* **SUPPLIED MATERIAL**:
-----

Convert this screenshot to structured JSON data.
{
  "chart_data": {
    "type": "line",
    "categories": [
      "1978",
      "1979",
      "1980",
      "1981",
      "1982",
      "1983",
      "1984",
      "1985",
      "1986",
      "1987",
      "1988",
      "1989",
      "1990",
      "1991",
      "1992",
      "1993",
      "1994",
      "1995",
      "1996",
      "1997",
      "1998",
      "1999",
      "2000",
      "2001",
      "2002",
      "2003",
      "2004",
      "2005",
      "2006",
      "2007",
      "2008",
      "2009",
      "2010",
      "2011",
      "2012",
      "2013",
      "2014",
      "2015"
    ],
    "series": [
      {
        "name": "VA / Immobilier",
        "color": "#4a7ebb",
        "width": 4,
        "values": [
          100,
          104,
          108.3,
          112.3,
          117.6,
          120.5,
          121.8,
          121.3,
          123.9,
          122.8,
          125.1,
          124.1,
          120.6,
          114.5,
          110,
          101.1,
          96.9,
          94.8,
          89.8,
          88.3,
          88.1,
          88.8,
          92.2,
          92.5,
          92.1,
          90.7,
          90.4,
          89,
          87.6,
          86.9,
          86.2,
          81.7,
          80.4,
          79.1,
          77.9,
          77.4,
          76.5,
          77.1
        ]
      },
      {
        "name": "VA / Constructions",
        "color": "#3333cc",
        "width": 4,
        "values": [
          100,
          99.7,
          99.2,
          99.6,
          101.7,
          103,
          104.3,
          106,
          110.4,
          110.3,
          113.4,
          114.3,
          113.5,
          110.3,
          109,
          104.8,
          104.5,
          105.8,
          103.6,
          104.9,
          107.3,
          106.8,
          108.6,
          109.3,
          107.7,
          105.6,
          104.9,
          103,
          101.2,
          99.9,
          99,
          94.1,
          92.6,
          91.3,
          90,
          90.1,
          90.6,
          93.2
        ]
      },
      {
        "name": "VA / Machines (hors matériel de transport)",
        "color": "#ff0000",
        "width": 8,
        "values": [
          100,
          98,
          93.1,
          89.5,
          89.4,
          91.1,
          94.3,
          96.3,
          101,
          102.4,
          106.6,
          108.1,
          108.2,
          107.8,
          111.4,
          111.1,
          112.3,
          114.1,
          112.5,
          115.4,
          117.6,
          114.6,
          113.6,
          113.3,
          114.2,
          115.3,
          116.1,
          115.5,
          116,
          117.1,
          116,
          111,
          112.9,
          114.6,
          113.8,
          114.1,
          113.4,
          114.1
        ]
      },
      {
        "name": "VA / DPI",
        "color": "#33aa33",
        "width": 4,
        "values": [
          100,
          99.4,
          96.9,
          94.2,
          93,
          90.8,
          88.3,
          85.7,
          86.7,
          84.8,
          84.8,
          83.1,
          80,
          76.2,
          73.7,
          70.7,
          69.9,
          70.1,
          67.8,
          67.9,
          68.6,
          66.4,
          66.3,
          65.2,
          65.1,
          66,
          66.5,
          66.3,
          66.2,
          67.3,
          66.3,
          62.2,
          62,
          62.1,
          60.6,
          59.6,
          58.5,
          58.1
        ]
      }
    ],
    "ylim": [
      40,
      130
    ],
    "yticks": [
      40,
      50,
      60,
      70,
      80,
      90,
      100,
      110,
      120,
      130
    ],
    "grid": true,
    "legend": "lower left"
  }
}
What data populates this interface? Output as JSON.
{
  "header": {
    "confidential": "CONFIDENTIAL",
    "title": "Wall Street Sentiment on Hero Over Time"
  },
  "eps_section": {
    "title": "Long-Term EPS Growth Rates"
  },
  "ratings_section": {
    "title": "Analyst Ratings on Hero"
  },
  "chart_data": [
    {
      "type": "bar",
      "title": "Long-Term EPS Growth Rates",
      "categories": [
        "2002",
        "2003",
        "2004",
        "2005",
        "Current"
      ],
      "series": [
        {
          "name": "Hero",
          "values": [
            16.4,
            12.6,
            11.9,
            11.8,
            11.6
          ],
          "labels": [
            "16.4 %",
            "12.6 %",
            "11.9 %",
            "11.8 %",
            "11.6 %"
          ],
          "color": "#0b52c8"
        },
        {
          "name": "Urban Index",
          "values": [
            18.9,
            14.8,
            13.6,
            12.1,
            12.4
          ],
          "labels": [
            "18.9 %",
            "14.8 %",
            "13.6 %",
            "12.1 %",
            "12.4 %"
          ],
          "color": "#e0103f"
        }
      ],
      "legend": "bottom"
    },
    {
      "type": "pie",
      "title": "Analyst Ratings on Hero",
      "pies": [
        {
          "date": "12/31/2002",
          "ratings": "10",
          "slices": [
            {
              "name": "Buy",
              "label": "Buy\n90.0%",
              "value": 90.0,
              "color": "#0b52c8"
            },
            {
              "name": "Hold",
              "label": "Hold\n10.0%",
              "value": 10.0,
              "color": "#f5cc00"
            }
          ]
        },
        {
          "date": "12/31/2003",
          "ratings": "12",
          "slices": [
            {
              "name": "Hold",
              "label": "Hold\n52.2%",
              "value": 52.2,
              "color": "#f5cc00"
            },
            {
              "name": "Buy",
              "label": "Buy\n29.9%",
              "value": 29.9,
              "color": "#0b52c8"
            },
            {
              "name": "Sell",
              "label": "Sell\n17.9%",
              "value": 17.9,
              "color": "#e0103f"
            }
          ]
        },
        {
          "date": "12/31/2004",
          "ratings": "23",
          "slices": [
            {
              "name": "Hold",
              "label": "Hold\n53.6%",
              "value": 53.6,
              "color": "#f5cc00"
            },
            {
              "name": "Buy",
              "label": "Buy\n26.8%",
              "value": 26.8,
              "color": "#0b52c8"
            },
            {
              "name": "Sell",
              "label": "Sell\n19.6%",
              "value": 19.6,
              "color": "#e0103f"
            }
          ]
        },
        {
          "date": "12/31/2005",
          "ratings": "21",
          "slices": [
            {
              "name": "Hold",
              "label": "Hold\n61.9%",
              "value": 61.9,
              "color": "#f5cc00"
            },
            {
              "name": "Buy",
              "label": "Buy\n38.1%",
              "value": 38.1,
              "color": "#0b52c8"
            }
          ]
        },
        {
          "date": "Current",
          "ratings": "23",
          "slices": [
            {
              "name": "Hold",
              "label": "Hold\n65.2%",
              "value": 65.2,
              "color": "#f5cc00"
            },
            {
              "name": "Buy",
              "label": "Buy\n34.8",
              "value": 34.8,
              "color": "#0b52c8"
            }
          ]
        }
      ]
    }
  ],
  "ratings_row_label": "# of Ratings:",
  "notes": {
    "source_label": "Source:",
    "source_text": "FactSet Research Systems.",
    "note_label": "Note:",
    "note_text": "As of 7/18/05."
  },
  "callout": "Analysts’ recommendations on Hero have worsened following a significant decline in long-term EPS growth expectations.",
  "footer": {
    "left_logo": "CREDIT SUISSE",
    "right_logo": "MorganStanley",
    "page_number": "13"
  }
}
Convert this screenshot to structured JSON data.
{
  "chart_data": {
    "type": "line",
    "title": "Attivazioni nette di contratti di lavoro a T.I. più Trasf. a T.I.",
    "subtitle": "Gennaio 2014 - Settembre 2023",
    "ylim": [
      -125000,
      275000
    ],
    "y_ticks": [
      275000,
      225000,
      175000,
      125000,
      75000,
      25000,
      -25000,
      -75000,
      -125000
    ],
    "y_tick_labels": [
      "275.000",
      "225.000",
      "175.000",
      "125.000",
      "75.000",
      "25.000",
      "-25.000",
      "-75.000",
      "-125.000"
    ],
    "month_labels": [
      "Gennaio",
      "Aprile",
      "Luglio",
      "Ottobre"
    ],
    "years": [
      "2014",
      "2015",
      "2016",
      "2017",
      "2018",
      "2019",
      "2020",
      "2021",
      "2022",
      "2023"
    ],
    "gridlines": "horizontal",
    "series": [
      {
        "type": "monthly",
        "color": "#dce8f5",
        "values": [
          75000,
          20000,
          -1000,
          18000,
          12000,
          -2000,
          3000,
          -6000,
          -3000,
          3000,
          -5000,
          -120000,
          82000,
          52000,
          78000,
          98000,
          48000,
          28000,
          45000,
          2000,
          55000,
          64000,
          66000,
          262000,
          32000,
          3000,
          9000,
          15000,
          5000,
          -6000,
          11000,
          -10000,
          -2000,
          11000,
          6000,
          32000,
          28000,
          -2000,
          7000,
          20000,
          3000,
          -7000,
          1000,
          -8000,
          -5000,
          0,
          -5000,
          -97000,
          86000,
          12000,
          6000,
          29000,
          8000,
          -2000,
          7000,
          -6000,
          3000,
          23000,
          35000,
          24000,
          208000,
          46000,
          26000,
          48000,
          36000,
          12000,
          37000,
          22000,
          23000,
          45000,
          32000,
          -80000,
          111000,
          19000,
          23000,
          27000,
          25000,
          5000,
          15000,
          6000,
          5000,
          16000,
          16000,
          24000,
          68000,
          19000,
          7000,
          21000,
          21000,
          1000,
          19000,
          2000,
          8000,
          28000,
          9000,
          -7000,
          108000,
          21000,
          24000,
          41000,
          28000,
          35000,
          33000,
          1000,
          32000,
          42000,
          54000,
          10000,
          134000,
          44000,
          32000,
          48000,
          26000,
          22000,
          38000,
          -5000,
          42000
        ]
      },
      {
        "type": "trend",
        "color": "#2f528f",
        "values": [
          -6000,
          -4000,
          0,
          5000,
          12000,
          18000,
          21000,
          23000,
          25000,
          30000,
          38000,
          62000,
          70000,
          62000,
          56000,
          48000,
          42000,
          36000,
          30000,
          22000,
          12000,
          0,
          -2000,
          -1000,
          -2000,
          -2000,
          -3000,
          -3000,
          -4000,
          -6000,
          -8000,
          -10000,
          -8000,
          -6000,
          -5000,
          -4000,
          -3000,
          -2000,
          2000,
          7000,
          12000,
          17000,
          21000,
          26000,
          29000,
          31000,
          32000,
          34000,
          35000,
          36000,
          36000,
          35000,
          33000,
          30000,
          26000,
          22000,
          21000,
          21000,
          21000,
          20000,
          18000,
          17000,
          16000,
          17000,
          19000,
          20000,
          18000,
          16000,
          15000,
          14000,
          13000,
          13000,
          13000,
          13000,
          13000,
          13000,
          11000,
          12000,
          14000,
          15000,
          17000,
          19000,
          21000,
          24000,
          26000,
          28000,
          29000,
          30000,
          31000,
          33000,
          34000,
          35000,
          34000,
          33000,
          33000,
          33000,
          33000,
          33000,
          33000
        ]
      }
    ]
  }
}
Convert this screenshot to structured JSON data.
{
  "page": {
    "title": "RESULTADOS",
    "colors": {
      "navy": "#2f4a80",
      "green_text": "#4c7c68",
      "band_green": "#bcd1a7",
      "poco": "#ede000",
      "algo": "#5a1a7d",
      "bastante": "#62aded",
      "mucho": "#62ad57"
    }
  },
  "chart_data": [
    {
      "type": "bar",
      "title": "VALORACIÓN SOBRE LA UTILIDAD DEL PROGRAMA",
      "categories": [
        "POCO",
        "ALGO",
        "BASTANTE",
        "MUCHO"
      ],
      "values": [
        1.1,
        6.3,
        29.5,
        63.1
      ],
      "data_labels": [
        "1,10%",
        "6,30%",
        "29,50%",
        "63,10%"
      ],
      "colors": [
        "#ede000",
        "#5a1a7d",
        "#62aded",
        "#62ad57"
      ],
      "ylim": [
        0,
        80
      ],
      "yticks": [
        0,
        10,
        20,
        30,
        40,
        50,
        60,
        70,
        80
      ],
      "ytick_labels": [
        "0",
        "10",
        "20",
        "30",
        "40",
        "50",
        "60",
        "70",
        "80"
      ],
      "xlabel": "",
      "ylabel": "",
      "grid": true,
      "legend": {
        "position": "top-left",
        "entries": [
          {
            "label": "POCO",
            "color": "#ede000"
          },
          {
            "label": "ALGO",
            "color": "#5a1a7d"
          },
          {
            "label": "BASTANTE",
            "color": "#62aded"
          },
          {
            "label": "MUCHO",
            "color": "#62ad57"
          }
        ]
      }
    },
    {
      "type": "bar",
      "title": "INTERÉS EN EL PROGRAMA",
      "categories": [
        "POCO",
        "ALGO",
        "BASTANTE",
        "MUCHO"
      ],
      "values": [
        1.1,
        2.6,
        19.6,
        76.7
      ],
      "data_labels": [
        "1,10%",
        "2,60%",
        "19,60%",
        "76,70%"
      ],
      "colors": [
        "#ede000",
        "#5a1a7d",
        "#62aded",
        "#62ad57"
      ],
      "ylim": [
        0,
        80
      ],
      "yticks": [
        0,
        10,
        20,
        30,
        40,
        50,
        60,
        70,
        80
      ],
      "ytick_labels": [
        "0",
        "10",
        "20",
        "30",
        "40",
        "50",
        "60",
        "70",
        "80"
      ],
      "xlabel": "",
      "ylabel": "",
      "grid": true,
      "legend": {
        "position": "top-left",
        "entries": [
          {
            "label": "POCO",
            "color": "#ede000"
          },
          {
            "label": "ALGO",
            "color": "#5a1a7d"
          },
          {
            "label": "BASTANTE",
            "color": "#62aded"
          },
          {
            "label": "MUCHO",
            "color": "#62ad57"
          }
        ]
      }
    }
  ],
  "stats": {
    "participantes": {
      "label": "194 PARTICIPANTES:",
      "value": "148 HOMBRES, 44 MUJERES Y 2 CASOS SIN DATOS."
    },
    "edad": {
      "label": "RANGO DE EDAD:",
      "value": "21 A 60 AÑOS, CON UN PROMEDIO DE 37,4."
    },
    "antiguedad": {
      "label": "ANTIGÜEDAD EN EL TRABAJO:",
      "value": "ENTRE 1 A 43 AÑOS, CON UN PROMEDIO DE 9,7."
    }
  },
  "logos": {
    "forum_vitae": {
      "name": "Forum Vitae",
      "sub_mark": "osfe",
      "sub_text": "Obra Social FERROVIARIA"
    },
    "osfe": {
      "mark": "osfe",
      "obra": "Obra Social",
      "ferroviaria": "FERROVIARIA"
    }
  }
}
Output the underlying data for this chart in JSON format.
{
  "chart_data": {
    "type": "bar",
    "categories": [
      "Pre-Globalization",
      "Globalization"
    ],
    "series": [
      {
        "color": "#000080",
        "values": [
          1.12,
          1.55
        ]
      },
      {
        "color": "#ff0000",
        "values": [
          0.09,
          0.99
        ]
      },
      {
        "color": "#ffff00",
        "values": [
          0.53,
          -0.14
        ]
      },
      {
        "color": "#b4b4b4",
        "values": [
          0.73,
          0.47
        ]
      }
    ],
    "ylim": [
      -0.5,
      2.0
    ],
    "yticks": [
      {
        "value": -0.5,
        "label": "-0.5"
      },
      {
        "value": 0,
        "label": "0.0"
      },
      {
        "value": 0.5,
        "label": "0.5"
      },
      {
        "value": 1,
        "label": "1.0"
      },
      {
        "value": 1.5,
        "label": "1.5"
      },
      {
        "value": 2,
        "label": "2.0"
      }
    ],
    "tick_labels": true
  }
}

-----

* **STATED TASK**:
Copy every line above that holds the word "FERROVIARIA".

* **SOLUTION TO THIS PROBLEM**:
      "sub_text": "Obra Social FERROVIARIA"
      "ferroviaria": "FERROVIARIA"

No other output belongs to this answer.